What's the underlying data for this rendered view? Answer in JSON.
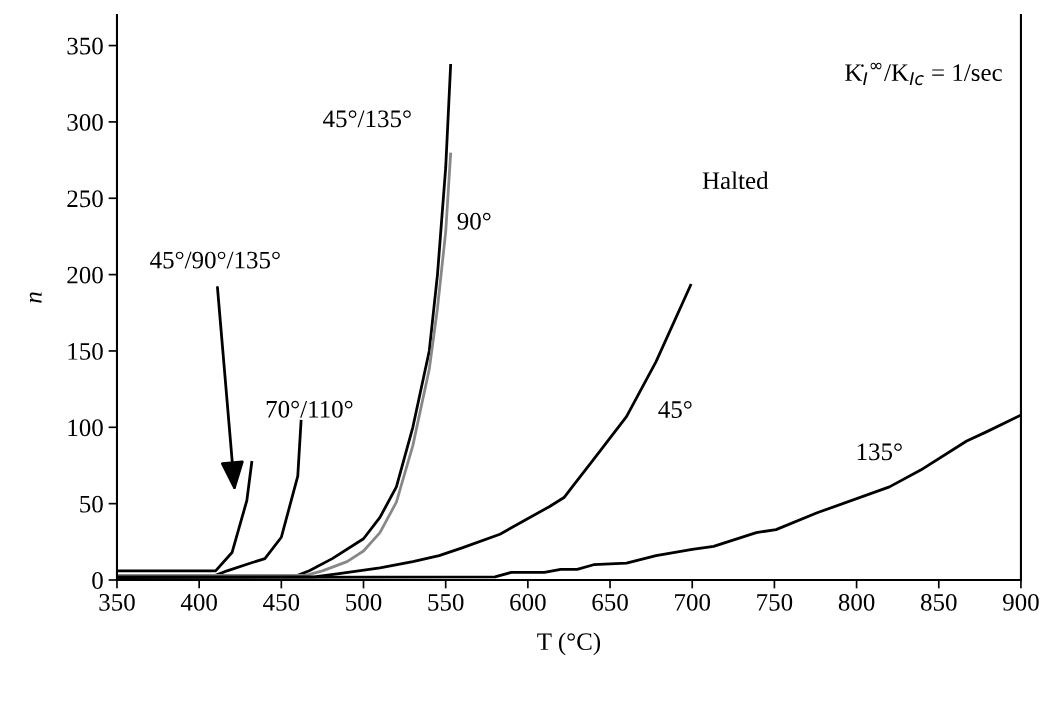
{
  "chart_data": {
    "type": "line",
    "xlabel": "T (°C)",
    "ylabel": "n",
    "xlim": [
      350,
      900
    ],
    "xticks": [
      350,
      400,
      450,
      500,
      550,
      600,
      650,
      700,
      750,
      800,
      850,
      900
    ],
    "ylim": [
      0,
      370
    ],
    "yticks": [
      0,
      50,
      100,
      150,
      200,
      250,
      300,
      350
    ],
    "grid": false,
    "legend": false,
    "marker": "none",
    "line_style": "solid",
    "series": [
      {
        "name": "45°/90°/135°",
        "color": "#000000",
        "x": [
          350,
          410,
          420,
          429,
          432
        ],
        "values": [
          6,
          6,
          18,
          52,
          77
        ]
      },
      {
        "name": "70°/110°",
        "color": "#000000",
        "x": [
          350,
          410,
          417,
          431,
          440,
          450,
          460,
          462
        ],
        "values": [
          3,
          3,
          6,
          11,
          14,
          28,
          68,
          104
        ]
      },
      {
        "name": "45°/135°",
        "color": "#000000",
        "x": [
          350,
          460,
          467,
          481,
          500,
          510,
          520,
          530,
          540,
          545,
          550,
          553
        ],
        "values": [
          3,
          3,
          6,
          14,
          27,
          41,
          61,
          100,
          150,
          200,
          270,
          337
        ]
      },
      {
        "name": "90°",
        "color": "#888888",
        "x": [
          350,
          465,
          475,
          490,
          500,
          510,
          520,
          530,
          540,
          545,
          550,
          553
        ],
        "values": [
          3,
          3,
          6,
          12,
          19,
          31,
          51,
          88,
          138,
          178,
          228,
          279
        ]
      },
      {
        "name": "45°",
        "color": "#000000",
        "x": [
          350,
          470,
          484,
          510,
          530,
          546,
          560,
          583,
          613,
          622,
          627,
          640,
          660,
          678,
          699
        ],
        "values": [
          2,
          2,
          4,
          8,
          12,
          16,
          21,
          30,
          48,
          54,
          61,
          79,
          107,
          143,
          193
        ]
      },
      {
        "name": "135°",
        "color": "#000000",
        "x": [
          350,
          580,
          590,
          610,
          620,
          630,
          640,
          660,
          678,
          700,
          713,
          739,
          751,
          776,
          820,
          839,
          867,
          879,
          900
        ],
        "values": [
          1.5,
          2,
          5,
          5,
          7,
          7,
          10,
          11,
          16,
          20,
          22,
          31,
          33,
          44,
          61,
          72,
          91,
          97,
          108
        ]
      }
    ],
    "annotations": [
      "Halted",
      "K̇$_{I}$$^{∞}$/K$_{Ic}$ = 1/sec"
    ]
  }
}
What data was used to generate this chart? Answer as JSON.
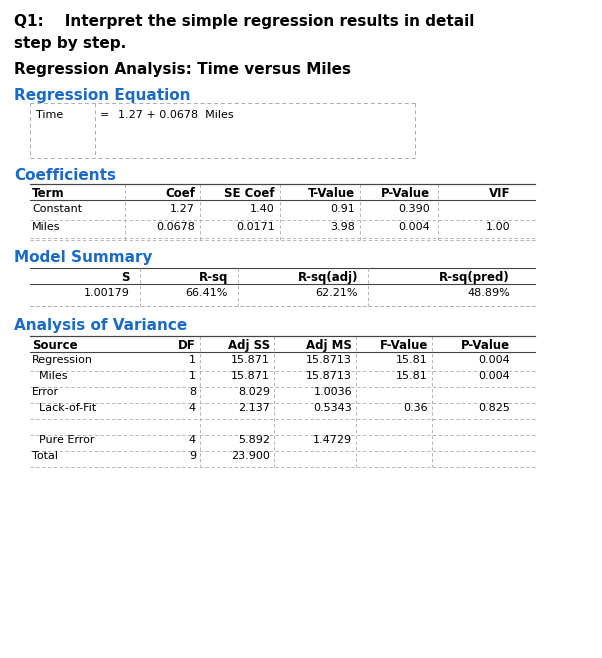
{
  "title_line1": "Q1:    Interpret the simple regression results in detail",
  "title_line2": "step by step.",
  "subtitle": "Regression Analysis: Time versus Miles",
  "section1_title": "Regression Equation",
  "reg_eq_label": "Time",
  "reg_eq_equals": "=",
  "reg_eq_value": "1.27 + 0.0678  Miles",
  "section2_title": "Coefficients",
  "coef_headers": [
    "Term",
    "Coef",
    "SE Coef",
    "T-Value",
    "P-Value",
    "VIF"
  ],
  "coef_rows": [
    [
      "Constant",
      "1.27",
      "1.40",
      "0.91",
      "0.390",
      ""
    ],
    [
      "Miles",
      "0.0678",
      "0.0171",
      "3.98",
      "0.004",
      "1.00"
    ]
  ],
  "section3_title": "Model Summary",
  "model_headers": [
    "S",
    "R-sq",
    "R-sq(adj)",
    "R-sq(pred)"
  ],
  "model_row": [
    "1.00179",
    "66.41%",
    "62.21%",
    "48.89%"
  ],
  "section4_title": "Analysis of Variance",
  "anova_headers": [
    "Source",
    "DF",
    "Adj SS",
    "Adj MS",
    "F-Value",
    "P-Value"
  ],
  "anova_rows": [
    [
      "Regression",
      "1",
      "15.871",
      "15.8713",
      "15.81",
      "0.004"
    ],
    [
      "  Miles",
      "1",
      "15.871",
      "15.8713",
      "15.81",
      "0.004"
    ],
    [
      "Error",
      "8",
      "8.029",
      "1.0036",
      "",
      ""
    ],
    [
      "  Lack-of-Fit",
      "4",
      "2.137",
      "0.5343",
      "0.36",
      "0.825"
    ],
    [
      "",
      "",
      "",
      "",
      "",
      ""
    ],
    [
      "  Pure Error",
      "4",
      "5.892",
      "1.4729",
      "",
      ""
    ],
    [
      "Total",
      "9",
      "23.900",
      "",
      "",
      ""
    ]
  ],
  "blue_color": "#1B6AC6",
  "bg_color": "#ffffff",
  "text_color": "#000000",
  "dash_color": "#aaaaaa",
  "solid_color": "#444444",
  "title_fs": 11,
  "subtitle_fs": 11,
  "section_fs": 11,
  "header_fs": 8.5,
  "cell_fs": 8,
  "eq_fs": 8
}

- _AIM_
Without including any pictures, print each record exactly.

- _THE OUTPUT_
What's the underlying data for this rendered view? Answer in JSON.
{
  "chart_data": {
    "type": "line",
    "xlabel": "T (°C)",
    "ylabel": "n",
    "xlim": [
      350,
      900
    ],
    "xticks": [
      350,
      400,
      450,
      500,
      550,
      600,
      650,
      700,
      750,
      800,
      850,
      900
    ],
    "ylim": [
      0,
      370
    ],
    "yticks": [
      0,
      50,
      100,
      150,
      200,
      250,
      300,
      350
    ],
    "grid": false,
    "legend": false,
    "marker": "none",
    "line_style": "solid",
    "series": [
      {
        "name": "45°/90°/135°",
        "color": "#000000",
        "x": [
          350,
          410,
          420,
          429,
          432
        ],
        "values": [
          6,
          6,
          18,
          52,
          77
        ]
      },
      {
        "name": "70°/110°",
        "color": "#000000",
        "x": [
          350,
          410,
          417,
          431,
          440,
          450,
          460,
          462
        ],
        "values": [
          3,
          3,
          6,
          11,
          14,
          28,
          68,
          104
        ]
      },
      {
        "name": "45°/135°",
        "color": "#000000",
        "x": [
          350,
          460,
          467,
          481,
          500,
          510,
          520,
          530,
          540,
          545,
          550,
          553
        ],
        "values": [
          3,
          3,
          6,
          14,
          27,
          41,
          61,
          100,
          150,
          200,
          270,
          337
        ]
      },
      {
        "name": "90°",
        "color": "#888888",
        "x": [
          350,
          465,
          475,
          490,
          500,
          510,
          520,
          530,
          540,
          545,
          550,
          553
        ],
        "values": [
          3,
          3,
          6,
          12,
          19,
          31,
          51,
          88,
          138,
          178,
          228,
          279
        ]
      },
      {
        "name": "45°",
        "color": "#000000",
        "x": [
          350,
          470,
          484,
          510,
          530,
          546,
          560,
          583,
          613,
          622,
          627,
          640,
          660,
          678,
          699
        ],
        "values": [
          2,
          2,
          4,
          8,
          12,
          16,
          21,
          30,
          48,
          54,
          61,
          79,
          107,
          143,
          193
        ]
      },
      {
        "name": "135°",
        "color": "#000000",
        "x": [
          350,
          580,
          590,
          610,
          620,
          630,
          640,
          660,
          678,
          700,
          713,
          739,
          751,
          776,
          820,
          839,
          867,
          879,
          900
        ],
        "values": [
          1.5,
          2,
          5,
          5,
          7,
          7,
          10,
          11,
          16,
          20,
          22,
          31,
          33,
          44,
          61,
          72,
          91,
          97,
          108
        ]
      }
    ],
    "annotations": [
      "Halted",
      "K̇$_{I}$$^{∞}$/K$_{Ic}$ = 1/sec"
    ]
  }
}
What data was used to generate this chart? Answer as JSON.
{
  "title_line1": "Q1:    Interpret the simple regression results in detail",
  "title_line2": "step by step.",
  "subtitle": "Regression Analysis: Time versus Miles",
  "section1_title": "Regression Equation",
  "reg_eq_label": "Time",
  "reg_eq_equals": "=",
  "reg_eq_value": "1.27 + 0.0678  Miles",
  "section2_title": "Coefficients",
  "coef_headers": [
    "Term",
    "Coef",
    "SE Coef",
    "T-Value",
    "P-Value",
    "VIF"
  ],
  "coef_rows": [
    [
      "Constant",
      "1.27",
      "1.40",
      "0.91",
      "0.390",
      ""
    ],
    [
      "Miles",
      "0.0678",
      "0.0171",
      "3.98",
      "0.004",
      "1.00"
    ]
  ],
  "section3_title": "Model Summary",
  "model_headers": [
    "S",
    "R-sq",
    "R-sq(adj)",
    "R-sq(pred)"
  ],
  "model_row": [
    "1.00179",
    "66.41%",
    "62.21%",
    "48.89%"
  ],
  "section4_title": "Analysis of Variance",
  "anova_headers": [
    "Source",
    "DF",
    "Adj SS",
    "Adj MS",
    "F-Value",
    "P-Value"
  ],
  "anova_rows": [
    [
      "Regression",
      "1",
      "15.871",
      "15.8713",
      "15.81",
      "0.004"
    ],
    [
      "  Miles",
      "1",
      "15.871",
      "15.8713",
      "15.81",
      "0.004"
    ],
    [
      "Error",
      "8",
      "8.029",
      "1.0036",
      "",
      ""
    ],
    [
      "  Lack-of-Fit",
      "4",
      "2.137",
      "0.5343",
      "0.36",
      "0.825"
    ],
    [
      "",
      "",
      "",
      "",
      "",
      ""
    ],
    [
      "  Pure Error",
      "4",
      "5.892",
      "1.4729",
      "",
      ""
    ],
    [
      "Total",
      "9",
      "23.900",
      "",
      "",
      ""
    ]
  ],
  "blue_color": "#1B6AC6",
  "bg_color": "#ffffff",
  "text_color": "#000000",
  "dash_color": "#aaaaaa",
  "solid_color": "#444444",
  "title_fs": 11,
  "subtitle_fs": 11,
  "section_fs": 11,
  "header_fs": 8.5,
  "cell_fs": 8,
  "eq_fs": 8
}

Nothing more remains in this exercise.